Problem requirements: Without the pictures, repeat the listing character for character.

Dataset items:
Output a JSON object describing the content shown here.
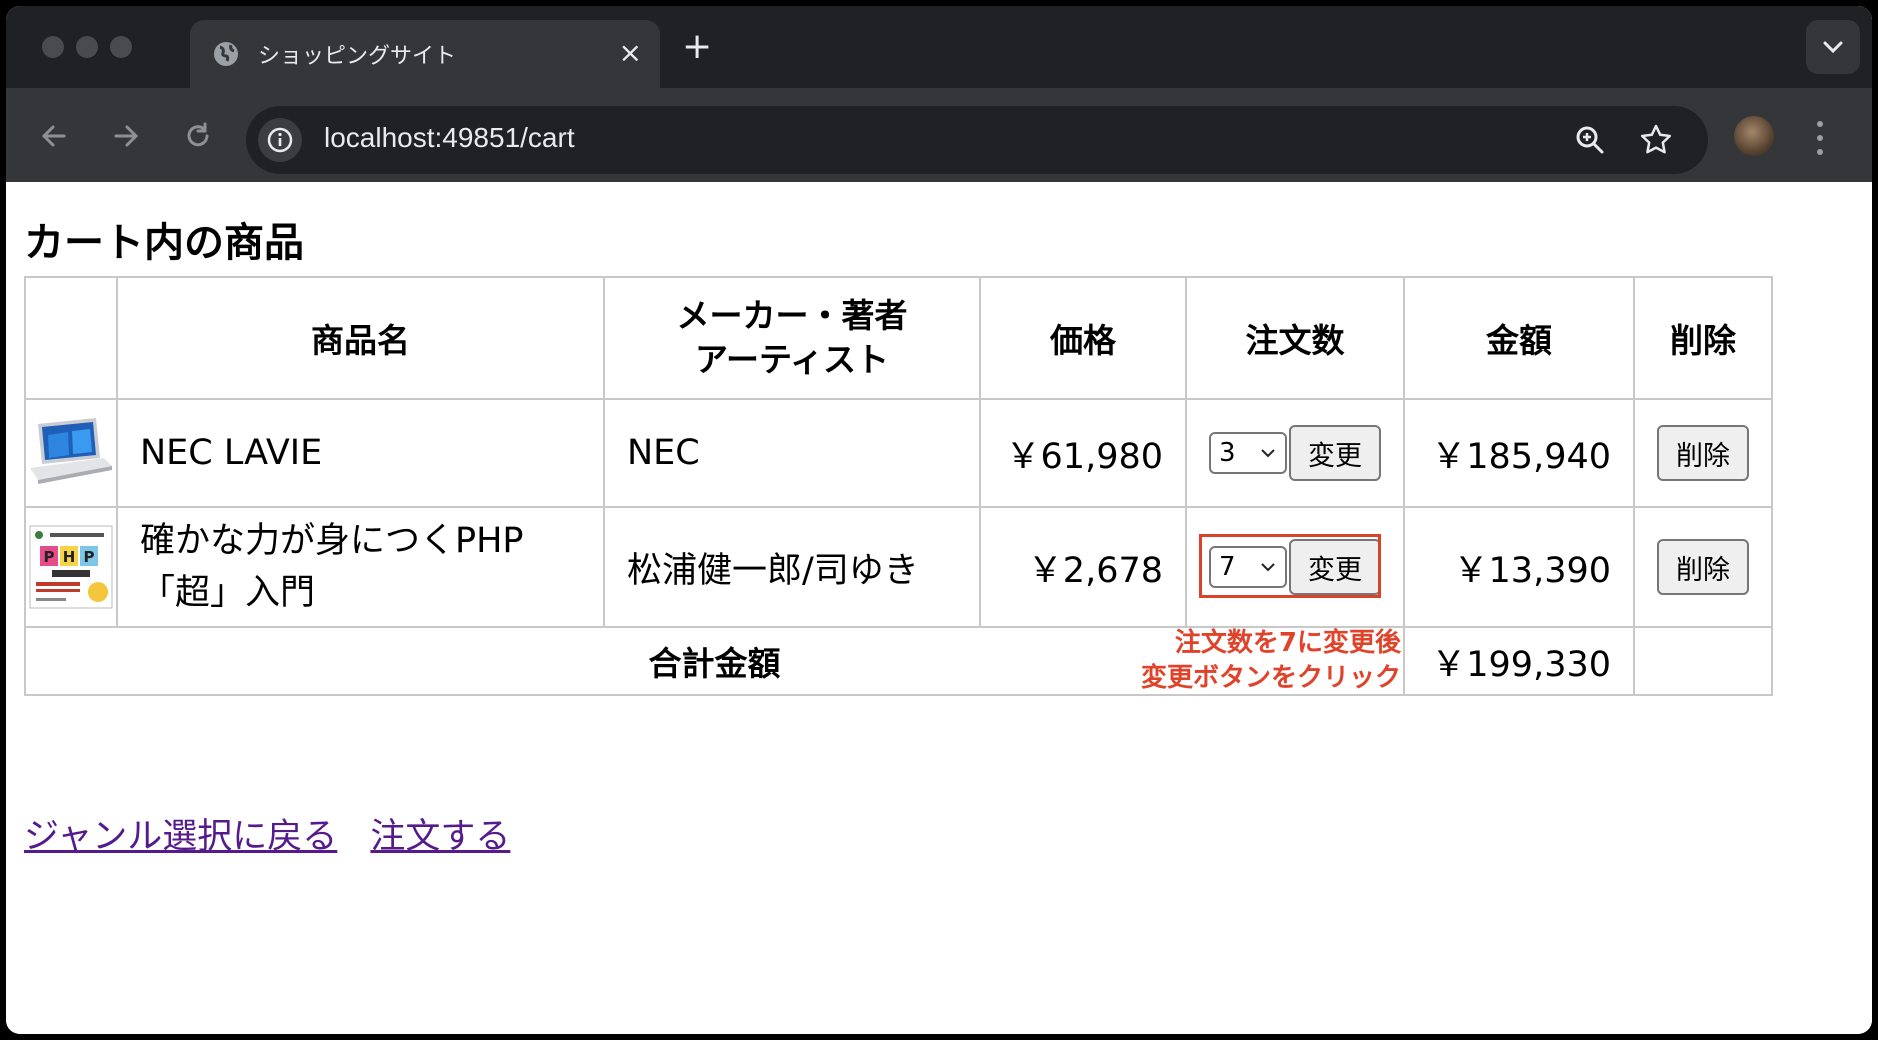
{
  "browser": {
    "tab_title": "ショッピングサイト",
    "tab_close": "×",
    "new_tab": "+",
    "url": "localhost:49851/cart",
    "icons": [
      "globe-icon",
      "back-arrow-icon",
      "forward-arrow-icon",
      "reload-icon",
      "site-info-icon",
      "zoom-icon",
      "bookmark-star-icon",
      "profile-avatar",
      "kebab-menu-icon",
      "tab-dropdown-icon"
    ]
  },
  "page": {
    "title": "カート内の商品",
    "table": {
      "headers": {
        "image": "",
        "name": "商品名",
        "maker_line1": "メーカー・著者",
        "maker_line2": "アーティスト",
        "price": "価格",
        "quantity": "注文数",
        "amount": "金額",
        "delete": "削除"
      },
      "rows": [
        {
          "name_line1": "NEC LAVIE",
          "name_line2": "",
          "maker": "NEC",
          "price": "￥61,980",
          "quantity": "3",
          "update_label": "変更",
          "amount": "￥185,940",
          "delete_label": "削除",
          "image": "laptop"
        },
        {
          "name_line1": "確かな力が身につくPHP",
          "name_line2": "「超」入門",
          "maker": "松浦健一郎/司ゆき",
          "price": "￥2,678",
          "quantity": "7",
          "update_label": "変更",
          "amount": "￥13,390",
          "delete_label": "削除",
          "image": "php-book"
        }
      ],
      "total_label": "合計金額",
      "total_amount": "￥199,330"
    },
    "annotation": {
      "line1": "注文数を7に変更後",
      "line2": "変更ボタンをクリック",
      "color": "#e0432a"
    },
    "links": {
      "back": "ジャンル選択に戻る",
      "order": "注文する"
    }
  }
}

Response:
Output a JSON object describing the content shown here.
{
  "browser": {
    "tab_title": "ショッピングサイト",
    "tab_close": "×",
    "new_tab": "+",
    "url": "localhost:49851/cart",
    "icons": [
      "globe-icon",
      "back-arrow-icon",
      "forward-arrow-icon",
      "reload-icon",
      "site-info-icon",
      "zoom-icon",
      "bookmark-star-icon",
      "profile-avatar",
      "kebab-menu-icon",
      "tab-dropdown-icon"
    ]
  },
  "page": {
    "title": "カート内の商品",
    "table": {
      "headers": {
        "image": "",
        "name": "商品名",
        "maker_line1": "メーカー・著者",
        "maker_line2": "アーティスト",
        "price": "価格",
        "quantity": "注文数",
        "amount": "金額",
        "delete": "削除"
      },
      "rows": [
        {
          "name_line1": "NEC LAVIE",
          "name_line2": "",
          "maker": "NEC",
          "price": "￥61,980",
          "quantity": "3",
          "update_label": "変更",
          "amount": "￥185,940",
          "delete_label": "削除",
          "image": "laptop"
        },
        {
          "name_line1": "確かな力が身につくPHP",
          "name_line2": "「超」入門",
          "maker": "松浦健一郎/司ゆき",
          "price": "￥2,678",
          "quantity": "7",
          "update_label": "変更",
          "amount": "￥13,390",
          "delete_label": "削除",
          "image": "php-book"
        }
      ],
      "total_label": "合計金額",
      "total_amount": "￥199,330"
    },
    "annotation": {
      "line1": "注文数を7に変更後",
      "line2": "変更ボタンをクリック",
      "color": "#e0432a"
    },
    "links": {
      "back": "ジャンル選択に戻る",
      "order": "注文する"
    }
  }
}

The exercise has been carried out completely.